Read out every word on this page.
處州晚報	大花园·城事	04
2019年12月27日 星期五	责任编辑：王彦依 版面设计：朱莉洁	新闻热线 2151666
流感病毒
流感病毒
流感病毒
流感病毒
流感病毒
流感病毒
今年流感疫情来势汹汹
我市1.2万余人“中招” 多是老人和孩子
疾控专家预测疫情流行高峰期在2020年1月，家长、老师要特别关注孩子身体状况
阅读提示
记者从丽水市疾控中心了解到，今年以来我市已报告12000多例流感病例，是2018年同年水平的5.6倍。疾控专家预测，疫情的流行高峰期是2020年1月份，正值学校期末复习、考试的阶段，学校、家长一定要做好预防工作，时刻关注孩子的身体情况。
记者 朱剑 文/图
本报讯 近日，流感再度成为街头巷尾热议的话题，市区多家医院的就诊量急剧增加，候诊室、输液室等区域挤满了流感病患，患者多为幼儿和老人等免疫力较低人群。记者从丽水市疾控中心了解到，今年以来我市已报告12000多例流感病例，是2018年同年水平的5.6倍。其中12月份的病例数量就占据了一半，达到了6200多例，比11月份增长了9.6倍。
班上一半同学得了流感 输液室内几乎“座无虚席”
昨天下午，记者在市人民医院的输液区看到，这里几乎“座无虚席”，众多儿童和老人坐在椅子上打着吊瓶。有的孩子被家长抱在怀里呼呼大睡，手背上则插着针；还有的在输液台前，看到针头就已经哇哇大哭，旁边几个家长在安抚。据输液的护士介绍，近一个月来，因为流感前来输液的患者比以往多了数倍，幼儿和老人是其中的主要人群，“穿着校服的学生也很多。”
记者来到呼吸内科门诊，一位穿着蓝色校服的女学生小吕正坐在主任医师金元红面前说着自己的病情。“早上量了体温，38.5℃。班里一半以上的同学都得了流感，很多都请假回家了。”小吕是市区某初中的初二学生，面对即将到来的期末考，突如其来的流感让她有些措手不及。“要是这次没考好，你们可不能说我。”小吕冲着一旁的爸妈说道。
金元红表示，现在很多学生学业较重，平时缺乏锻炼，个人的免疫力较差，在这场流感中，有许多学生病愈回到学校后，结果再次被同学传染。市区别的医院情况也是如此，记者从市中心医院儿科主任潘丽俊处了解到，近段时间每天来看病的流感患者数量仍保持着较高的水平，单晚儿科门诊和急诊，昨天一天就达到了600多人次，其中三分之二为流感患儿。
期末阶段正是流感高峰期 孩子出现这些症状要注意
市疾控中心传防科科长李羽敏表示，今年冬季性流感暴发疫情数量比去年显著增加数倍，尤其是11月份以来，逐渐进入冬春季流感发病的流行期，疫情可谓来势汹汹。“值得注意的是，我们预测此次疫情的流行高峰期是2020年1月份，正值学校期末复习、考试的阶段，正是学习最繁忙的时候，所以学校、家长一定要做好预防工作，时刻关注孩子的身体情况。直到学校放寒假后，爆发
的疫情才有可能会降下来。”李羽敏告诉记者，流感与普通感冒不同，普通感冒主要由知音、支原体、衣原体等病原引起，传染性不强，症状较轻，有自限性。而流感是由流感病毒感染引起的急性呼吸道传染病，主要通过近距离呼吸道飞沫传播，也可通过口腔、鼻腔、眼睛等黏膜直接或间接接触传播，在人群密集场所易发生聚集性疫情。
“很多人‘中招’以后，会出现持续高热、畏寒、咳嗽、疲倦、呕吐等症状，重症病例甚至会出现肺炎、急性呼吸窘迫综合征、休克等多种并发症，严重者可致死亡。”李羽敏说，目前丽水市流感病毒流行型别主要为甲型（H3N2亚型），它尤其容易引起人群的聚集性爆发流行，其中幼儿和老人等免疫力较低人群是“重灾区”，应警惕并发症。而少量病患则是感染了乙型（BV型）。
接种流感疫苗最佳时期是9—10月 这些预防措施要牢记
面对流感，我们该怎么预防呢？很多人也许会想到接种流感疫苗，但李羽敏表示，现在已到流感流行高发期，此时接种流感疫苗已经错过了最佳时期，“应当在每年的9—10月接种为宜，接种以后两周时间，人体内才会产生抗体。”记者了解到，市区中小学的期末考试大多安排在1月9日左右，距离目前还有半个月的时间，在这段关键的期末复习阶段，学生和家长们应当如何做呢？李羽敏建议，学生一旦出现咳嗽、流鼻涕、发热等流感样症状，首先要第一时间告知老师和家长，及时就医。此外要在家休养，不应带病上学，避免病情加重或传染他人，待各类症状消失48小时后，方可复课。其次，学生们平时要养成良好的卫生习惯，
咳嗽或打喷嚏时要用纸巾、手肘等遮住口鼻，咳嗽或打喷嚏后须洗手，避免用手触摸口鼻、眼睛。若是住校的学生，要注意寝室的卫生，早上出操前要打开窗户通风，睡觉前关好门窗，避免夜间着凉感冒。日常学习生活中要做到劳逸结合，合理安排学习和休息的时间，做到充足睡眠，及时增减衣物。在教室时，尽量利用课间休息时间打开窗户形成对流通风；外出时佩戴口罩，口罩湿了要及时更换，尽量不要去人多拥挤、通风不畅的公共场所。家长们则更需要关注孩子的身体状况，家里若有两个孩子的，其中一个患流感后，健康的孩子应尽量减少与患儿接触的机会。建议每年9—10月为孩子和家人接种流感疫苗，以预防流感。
++++++++
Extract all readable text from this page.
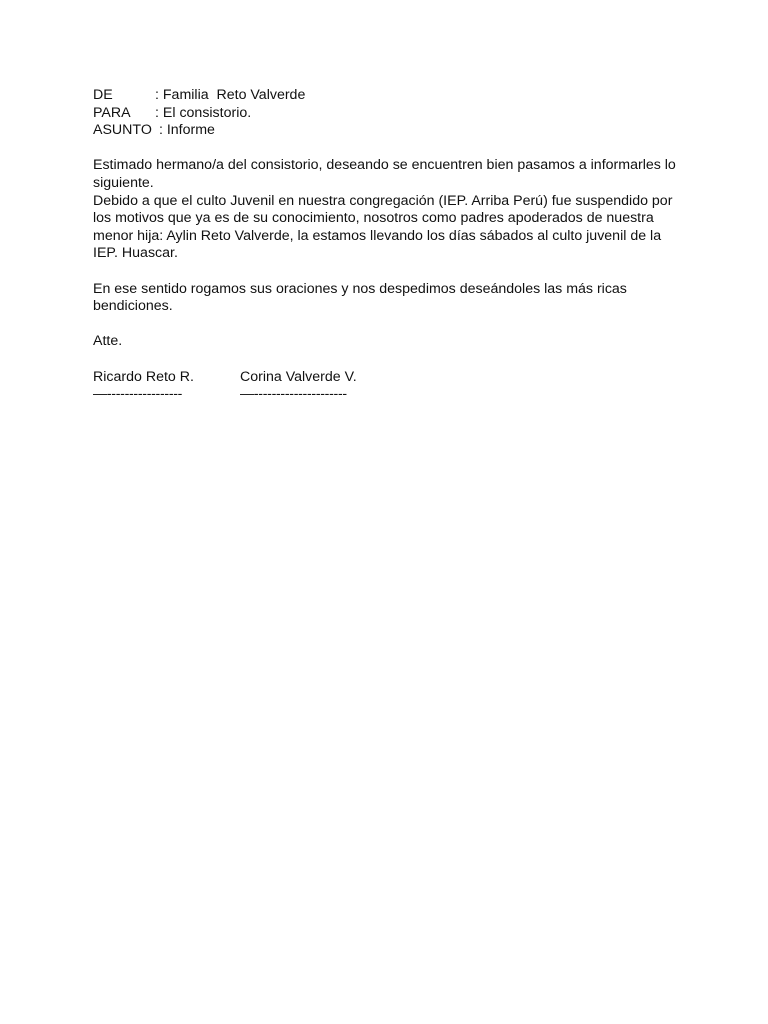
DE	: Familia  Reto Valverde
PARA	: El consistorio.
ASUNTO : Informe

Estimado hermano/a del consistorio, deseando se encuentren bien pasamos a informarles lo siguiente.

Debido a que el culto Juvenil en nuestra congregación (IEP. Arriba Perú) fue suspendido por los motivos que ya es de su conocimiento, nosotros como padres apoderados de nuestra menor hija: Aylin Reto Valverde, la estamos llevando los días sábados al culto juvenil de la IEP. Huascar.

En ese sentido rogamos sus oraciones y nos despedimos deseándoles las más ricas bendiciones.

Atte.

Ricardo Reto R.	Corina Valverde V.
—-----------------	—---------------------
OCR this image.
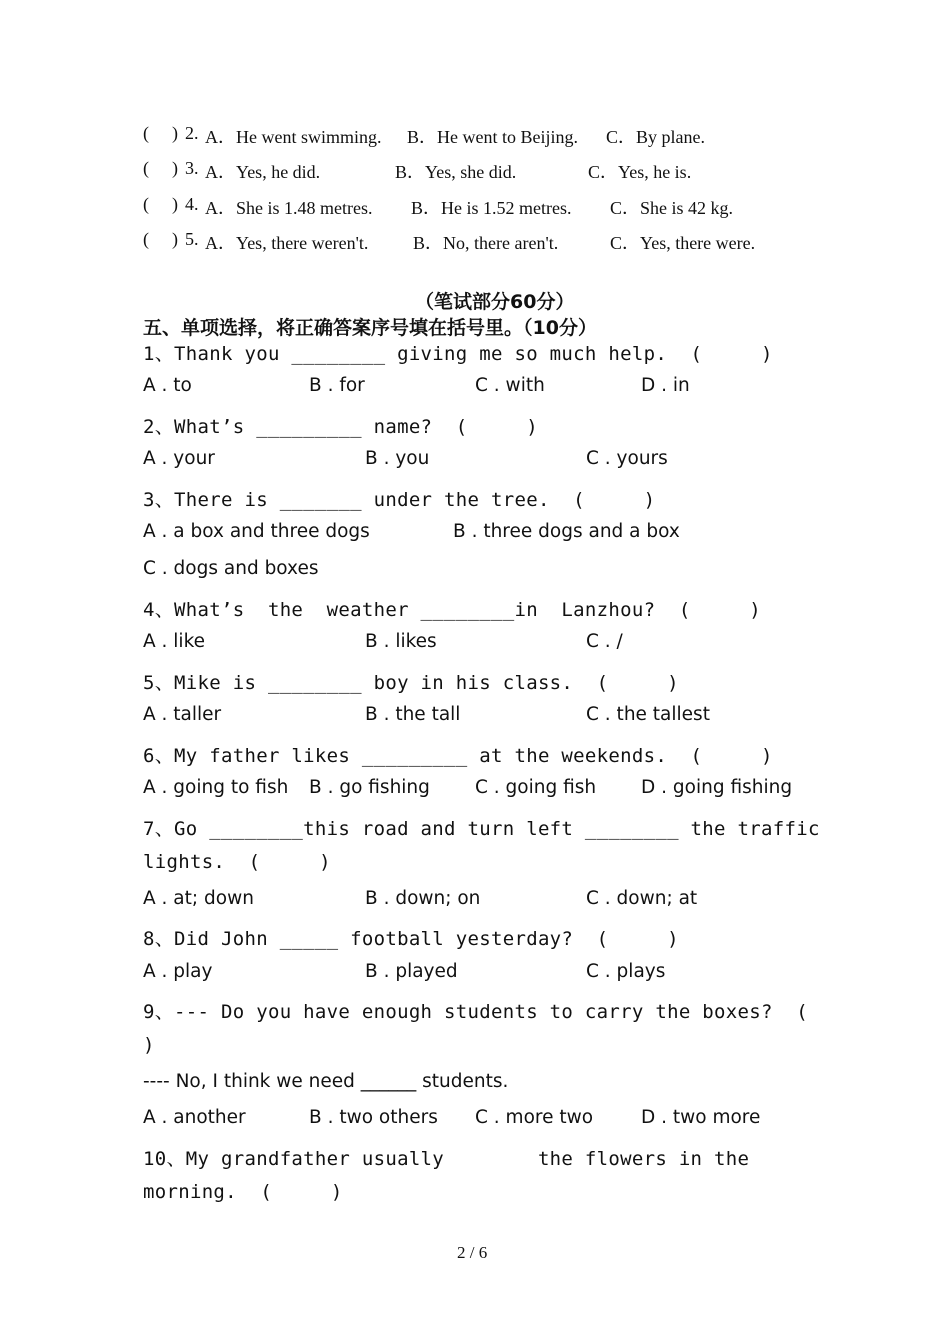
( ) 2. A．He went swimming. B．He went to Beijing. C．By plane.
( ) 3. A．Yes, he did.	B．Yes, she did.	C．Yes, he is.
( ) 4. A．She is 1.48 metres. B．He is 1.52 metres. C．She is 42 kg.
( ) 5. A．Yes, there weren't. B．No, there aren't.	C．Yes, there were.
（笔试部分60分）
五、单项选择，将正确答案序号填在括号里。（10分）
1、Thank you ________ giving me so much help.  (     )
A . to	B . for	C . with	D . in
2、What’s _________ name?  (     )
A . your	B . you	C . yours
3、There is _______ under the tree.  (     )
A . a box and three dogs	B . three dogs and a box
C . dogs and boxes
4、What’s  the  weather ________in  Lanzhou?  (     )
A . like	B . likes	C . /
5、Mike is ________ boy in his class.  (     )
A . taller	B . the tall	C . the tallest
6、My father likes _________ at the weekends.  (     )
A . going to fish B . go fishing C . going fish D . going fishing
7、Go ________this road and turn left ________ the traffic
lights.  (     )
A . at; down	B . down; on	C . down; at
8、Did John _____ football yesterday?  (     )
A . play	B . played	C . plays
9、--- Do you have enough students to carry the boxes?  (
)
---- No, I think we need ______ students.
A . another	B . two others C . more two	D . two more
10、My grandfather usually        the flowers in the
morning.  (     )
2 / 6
++++++++
● Requirements:
Count every line of the records that holds the string "What". Write only the total.

● Solution for this task:
2